* _Problem requirements_
Using the entries that follow, collect the lines where the word "JSON" appears.

Dataset excerpt
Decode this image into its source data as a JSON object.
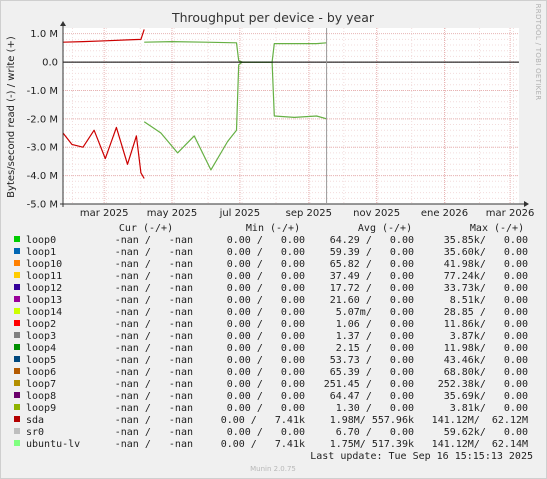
{
  "chart_data": {
    "type": "line",
    "title": "Throughput per device - by year",
    "ylabel": "Bytes/second read (-) / write (+)",
    "side_label": "RRDTOOL / TOBI OETIKER",
    "footer": "Munin 2.0.75",
    "y_ticks": [
      "1.0 M",
      "0.0",
      "-1.0 M",
      "-2.0 M",
      "-3.0 M",
      "-4.0 M",
      "-5.0 M"
    ],
    "y_tick_values": [
      1.0,
      0.0,
      -1.0,
      -2.0,
      -3.0,
      -4.0,
      -5.0
    ],
    "ylim": [
      -5.0,
      1.2
    ],
    "x_ticks": [
      "mar 2025",
      "may 2025",
      "jul 2025",
      "sep 2025",
      "nov 2025",
      "ene 2026",
      "mar 2026"
    ],
    "x_tick_days": [
      59,
      120,
      181,
      243,
      304,
      365,
      424
    ],
    "x_range_days": [
      22,
      432
    ],
    "now_day": 259,
    "grid": true,
    "x_unit": "days from 2025-01-01",
    "series": [
      {
        "name": "sda write",
        "color": "#cc0000",
        "x": [
          22,
          40,
          60,
          80,
          92,
          95
        ],
        "y": [
          0.7,
          0.72,
          0.75,
          0.78,
          0.8,
          1.15
        ]
      },
      {
        "name": "sda read",
        "color": "#cc0000",
        "x": [
          22,
          30,
          40,
          50,
          60,
          70,
          80,
          88,
          92,
          95
        ],
        "y": [
          -2.5,
          -2.9,
          -3.0,
          -2.4,
          -3.4,
          -2.3,
          -3.6,
          -2.6,
          -3.9,
          -4.1
        ]
      },
      {
        "name": "ubuntu-lv write",
        "color": "#66b044",
        "x": [
          95,
          120,
          150,
          178,
          180,
          183,
          210,
          212,
          250,
          259
        ],
        "y": [
          0.7,
          0.72,
          0.7,
          0.68,
          0.05,
          0.0,
          0.0,
          0.65,
          0.65,
          0.68
        ]
      },
      {
        "name": "ubuntu-lv read",
        "color": "#66b044",
        "x": [
          95,
          110,
          125,
          140,
          155,
          170,
          178,
          180,
          183,
          210,
          212,
          230,
          250,
          259
        ],
        "y": [
          -2.1,
          -2.5,
          -3.2,
          -2.6,
          -3.8,
          -2.8,
          -2.4,
          -0.1,
          0.0,
          0.0,
          -1.9,
          -1.95,
          -1.9,
          -2.0
        ]
      }
    ]
  },
  "legend": {
    "headers": {
      "cur": "Cur (-/+)",
      "min": "Min (-/+)",
      "avg": "Avg (-/+)",
      "max": "Max (-/+)"
    },
    "rows": [
      {
        "name": "loop0",
        "color": "#00cc00",
        "cur": "-nan /   -nan",
        "min": "0.00 /   0.00",
        "avg": "64.29 /   0.00",
        "max": "35.85k/   0.00"
      },
      {
        "name": "loop1",
        "color": "#0066b3",
        "cur": "-nan /   -nan",
        "min": "0.00 /   0.00",
        "avg": "59.39 /   0.00",
        "max": "35.60k/   0.00"
      },
      {
        "name": "loop10",
        "color": "#ff8000",
        "cur": "-nan /   -nan",
        "min": "0.00 /   0.00",
        "avg": "65.82 /   0.00",
        "max": "41.98k/   0.00"
      },
      {
        "name": "loop11",
        "color": "#ffcc00",
        "cur": "-nan /   -nan",
        "min": "0.00 /   0.00",
        "avg": "37.49 /   0.00",
        "max": "77.24k/   0.00"
      },
      {
        "name": "loop12",
        "color": "#330099",
        "cur": "-nan /   -nan",
        "min": "0.00 /   0.00",
        "avg": "17.72 /   0.00",
        "max": "33.73k/   0.00"
      },
      {
        "name": "loop13",
        "color": "#990099",
        "cur": "-nan /   -nan",
        "min": "0.00 /   0.00",
        "avg": "21.60 /   0.00",
        "max": "8.51k/   0.00"
      },
      {
        "name": "loop14",
        "color": "#ccff00",
        "cur": "-nan /   -nan",
        "min": "0.00 /   0.00",
        "avg": "5.07m/   0.00",
        "max": "28.85 /   0.00"
      },
      {
        "name": "loop2",
        "color": "#ff0000",
        "cur": "-nan /   -nan",
        "min": "0.00 /   0.00",
        "avg": "1.06 /   0.00",
        "max": "11.86k/   0.00"
      },
      {
        "name": "loop3",
        "color": "#808080",
        "cur": "-nan /   -nan",
        "min": "0.00 /   0.00",
        "avg": "1.37 /   0.00",
        "max": "3.87k/   0.00"
      },
      {
        "name": "loop4",
        "color": "#008f00",
        "cur": "-nan /   -nan",
        "min": "0.00 /   0.00",
        "avg": "2.15 /   0.00",
        "max": "11.98k/   0.00"
      },
      {
        "name": "loop5",
        "color": "#00487d",
        "cur": "-nan /   -nan",
        "min": "0.00 /   0.00",
        "avg": "53.73 /   0.00",
        "max": "43.46k/   0.00"
      },
      {
        "name": "loop6",
        "color": "#b35a00",
        "cur": "-nan /   -nan",
        "min": "0.00 /   0.00",
        "avg": "65.39 /   0.00",
        "max": "68.80k/   0.00"
      },
      {
        "name": "loop7",
        "color": "#b38f00",
        "cur": "-nan /   -nan",
        "min": "0.00 /   0.00",
        "avg": "251.45 /   0.00",
        "max": "252.38k/   0.00"
      },
      {
        "name": "loop8",
        "color": "#6b006b",
        "cur": "-nan /   -nan",
        "min": "0.00 /   0.00",
        "avg": "64.47 /   0.00",
        "max": "35.69k/   0.00"
      },
      {
        "name": "loop9",
        "color": "#8fb300",
        "cur": "-nan /   -nan",
        "min": "0.00 /   0.00",
        "avg": "1.30 /   0.00",
        "max": "3.81k/   0.00"
      },
      {
        "name": "sda",
        "color": "#b30000",
        "cur": "-nan /   -nan",
        "min": "0.00 /   7.41k",
        "avg": "1.98M/ 557.96k",
        "max": "141.12M/  62.12M"
      },
      {
        "name": "sr0",
        "color": "#bebebe",
        "cur": "-nan /   -nan",
        "min": "0.00 /   0.00",
        "avg": "6.70 /   0.00",
        "max": "59.62k/   0.00"
      },
      {
        "name": "ubuntu-lv",
        "color": "#80ff80",
        "cur": "-nan /   -nan",
        "min": "0.00 /   7.41k",
        "avg": "1.75M/ 517.39k",
        "max": "141.12M/  62.14M"
      }
    ],
    "last_update": "Last update: Tue Sep 16 15:15:13 2025"
  }
}
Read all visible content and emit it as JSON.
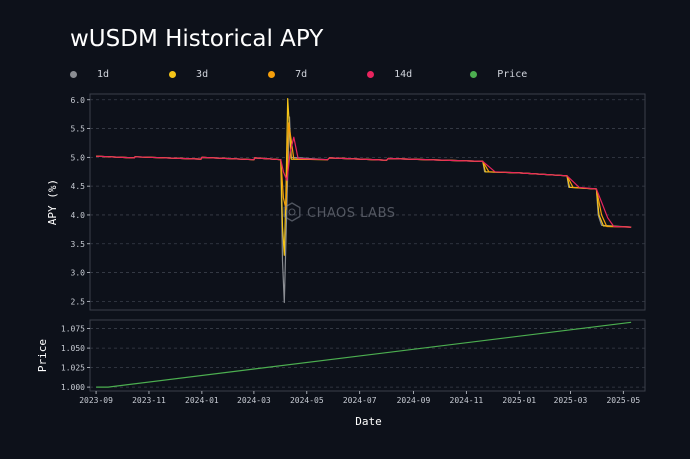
{
  "chart_data": {
    "type": "line",
    "title": "wUSDM Historical APY",
    "watermark": "CHAOS LABS",
    "legend": [
      {
        "name": "1d",
        "color": "#8a8d93"
      },
      {
        "name": "3d",
        "color": "#f5c518"
      },
      {
        "name": "7d",
        "color": "#f59f0b"
      },
      {
        "name": "14d",
        "color": "#e8245e"
      },
      {
        "name": "Price",
        "color": "#4caf50"
      }
    ],
    "xlabel": "Date",
    "x_ticks": [
      "2023-09",
      "2023-11",
      "2024-01",
      "2024-03",
      "2024-05",
      "2024-07",
      "2024-09",
      "2024-11",
      "2025-01",
      "2025-03",
      "2025-05"
    ],
    "x_range": [
      "2023-08-25",
      "2025-05-26"
    ],
    "panels": [
      {
        "ylabel": "APY (%)",
        "ylim": [
          2.35,
          6.1
        ],
        "y_ticks": [
          "2.5",
          "3.0",
          "3.5",
          "4.0",
          "4.5",
          "5.0",
          "5.5",
          "6.0"
        ],
        "grid": true,
        "series": [
          {
            "name": "1d",
            "color": "#8a8d93",
            "points": [
              [
                "2023-09-01",
                5.02
              ],
              [
                "2023-10-15",
                4.99
              ],
              [
                "2023-10-16",
                5.01
              ],
              [
                "2023-12-31",
                4.97
              ],
              [
                "2024-01-01",
                5.0
              ],
              [
                "2024-03-01",
                4.96
              ],
              [
                "2024-03-02",
                4.99
              ],
              [
                "2024-04-01",
                4.96
              ],
              [
                "2024-04-03",
                3.2
              ],
              [
                "2024-04-05",
                2.48
              ],
              [
                "2024-04-07",
                3.6
              ],
              [
                "2024-04-09",
                4.7
              ],
              [
                "2024-04-11",
                5.7
              ],
              [
                "2024-04-13",
                5.0
              ],
              [
                "2024-05-25",
                4.96
              ],
              [
                "2024-05-27",
                4.99
              ],
              [
                "2024-08-01",
                4.95
              ],
              [
                "2024-08-03",
                4.98
              ],
              [
                "2024-11-20",
                4.93
              ],
              [
                "2024-11-22",
                4.75
              ],
              [
                "2025-01-01",
                4.73
              ],
              [
                "2025-02-25",
                4.68
              ],
              [
                "2025-02-27",
                4.48
              ],
              [
                "2025-03-31",
                4.45
              ],
              [
                "2025-04-02",
                4.0
              ],
              [
                "2025-04-06",
                3.82
              ],
              [
                "2025-05-10",
                3.79
              ]
            ]
          },
          {
            "name": "3d",
            "color": "#f5c518",
            "points": [
              [
                "2023-09-01",
                5.02
              ],
              [
                "2023-10-15",
                4.99
              ],
              [
                "2023-10-16",
                5.01
              ],
              [
                "2023-12-31",
                4.97
              ],
              [
                "2024-01-01",
                5.0
              ],
              [
                "2024-03-01",
                4.96
              ],
              [
                "2024-03-02",
                4.99
              ],
              [
                "2024-04-01",
                4.96
              ],
              [
                "2024-04-03",
                3.8
              ],
              [
                "2024-04-05",
                3.3
              ],
              [
                "2024-04-07",
                4.4
              ],
              [
                "2024-04-09",
                6.02
              ],
              [
                "2024-04-11",
                5.5
              ],
              [
                "2024-04-13",
                4.97
              ],
              [
                "2024-05-25",
                4.96
              ],
              [
                "2024-05-27",
                4.99
              ],
              [
                "2024-08-01",
                4.95
              ],
              [
                "2024-08-03",
                4.98
              ],
              [
                "2024-11-20",
                4.93
              ],
              [
                "2024-11-23",
                4.75
              ],
              [
                "2025-01-01",
                4.73
              ],
              [
                "2025-02-25",
                4.68
              ],
              [
                "2025-02-28",
                4.48
              ],
              [
                "2025-03-31",
                4.45
              ],
              [
                "2025-04-03",
                4.0
              ],
              [
                "2025-04-08",
                3.81
              ],
              [
                "2025-05-10",
                3.79
              ]
            ]
          },
          {
            "name": "7d",
            "color": "#f59f0b",
            "points": [
              [
                "2023-09-01",
                5.02
              ],
              [
                "2023-10-15",
                4.99
              ],
              [
                "2023-10-16",
                5.01
              ],
              [
                "2023-12-31",
                4.97
              ],
              [
                "2024-01-01",
                5.0
              ],
              [
                "2024-03-01",
                4.96
              ],
              [
                "2024-03-02",
                4.99
              ],
              [
                "2024-04-01",
                4.96
              ],
              [
                "2024-04-04",
                4.3
              ],
              [
                "2024-04-07",
                4.1
              ],
              [
                "2024-04-10",
                5.6
              ],
              [
                "2024-04-13",
                5.3
              ],
              [
                "2024-04-16",
                4.97
              ],
              [
                "2024-05-25",
                4.96
              ],
              [
                "2024-05-27",
                4.99
              ],
              [
                "2024-08-01",
                4.95
              ],
              [
                "2024-08-03",
                4.98
              ],
              [
                "2024-11-20",
                4.93
              ],
              [
                "2024-11-27",
                4.75
              ],
              [
                "2025-01-01",
                4.73
              ],
              [
                "2025-02-25",
                4.68
              ],
              [
                "2025-03-04",
                4.48
              ],
              [
                "2025-03-31",
                4.45
              ],
              [
                "2025-04-06",
                4.0
              ],
              [
                "2025-04-12",
                3.8
              ],
              [
                "2025-05-10",
                3.79
              ]
            ]
          },
          {
            "name": "14d",
            "color": "#e8245e",
            "points": [
              [
                "2023-09-01",
                5.02
              ],
              [
                "2023-10-15",
                4.99
              ],
              [
                "2023-10-16",
                5.01
              ],
              [
                "2023-12-31",
                4.97
              ],
              [
                "2024-01-01",
                5.0
              ],
              [
                "2024-03-01",
                4.96
              ],
              [
                "2024-03-02",
                4.99
              ],
              [
                "2024-04-01",
                4.96
              ],
              [
                "2024-04-04",
                4.75
              ],
              [
                "2024-04-08",
                4.6
              ],
              [
                "2024-04-12",
                5.1
              ],
              [
                "2024-04-16",
                5.35
              ],
              [
                "2024-04-21",
                4.98
              ],
              [
                "2024-05-25",
                4.96
              ],
              [
                "2024-05-27",
                4.99
              ],
              [
                "2024-08-01",
                4.95
              ],
              [
                "2024-08-03",
                4.98
              ],
              [
                "2024-11-20",
                4.93
              ],
              [
                "2024-12-04",
                4.75
              ],
              [
                "2025-01-01",
                4.73
              ],
              [
                "2025-02-25",
                4.68
              ],
              [
                "2025-03-11",
                4.48
              ],
              [
                "2025-03-31",
                4.45
              ],
              [
                "2025-04-13",
                3.95
              ],
              [
                "2025-04-20",
                3.8
              ],
              [
                "2025-05-10",
                3.79
              ]
            ]
          }
        ]
      },
      {
        "ylabel": "Price",
        "ylim": [
          0.995,
          1.086
        ],
        "y_ticks": [
          "1.000",
          "1.025",
          "1.050",
          "1.075"
        ],
        "grid": true,
        "series": [
          {
            "name": "Price",
            "color": "#4caf50",
            "points": [
              [
                "2023-09-01",
                1.0
              ],
              [
                "2023-09-15",
                1.0
              ],
              [
                "2025-05-10",
                1.083
              ]
            ]
          }
        ]
      }
    ]
  }
}
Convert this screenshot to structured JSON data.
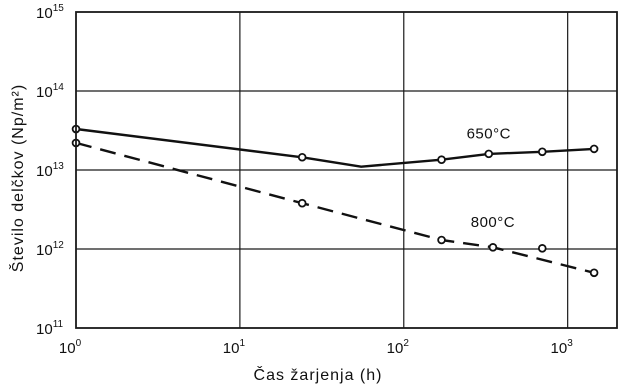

* _Worked answer_
Decode this image into its source data as a JSON object.
Read all visible content and emit it as JSON.
Convert this screenshot to structured JSON data.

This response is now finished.